BRIEF:
Omit every picture while repeating the entries exactly.

SUPPLIED INFORMATION:
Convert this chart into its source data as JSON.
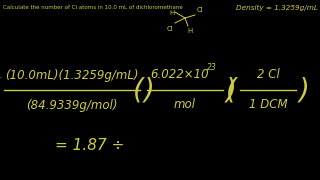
{
  "background_color": "#000000",
  "text_color": "#cccc44",
  "top_label": "Calculate the number of Cl atoms in 10.0 mL of dichloromethane",
  "density_label": "Density = 1.3259g/mL",
  "numerator_left": "(10.0mL)(1.3259g/mL)",
  "denominator_left": "(84.9339g/mol)",
  "fraction_right1_top": "6.022×10",
  "fraction_right1_exp": "23",
  "fraction_right1_bot": "mol",
  "fraction_right2_top": "2 Cl",
  "fraction_right2_bot": "1 DCM",
  "result_line": "= 1.87 ÷"
}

ANSWER TO THIS EXERCISE:
Convert this chart into its source data as JSON.
{
  "background_color": "#000000",
  "text_color": "#cccc44",
  "top_label": "Calculate the number of Cl atoms in 10.0 mL of dichloromethane",
  "density_label": "Density = 1.3259g/mL",
  "numerator_left": "(10.0mL)(1.3259g/mL)",
  "denominator_left": "(84.9339g/mol)",
  "fraction_right1_top": "6.022×10",
  "fraction_right1_exp": "23",
  "fraction_right1_bot": "mol",
  "fraction_right2_top": "2 Cl",
  "fraction_right2_bot": "1 DCM",
  "result_line": "= 1.87 ÷"
}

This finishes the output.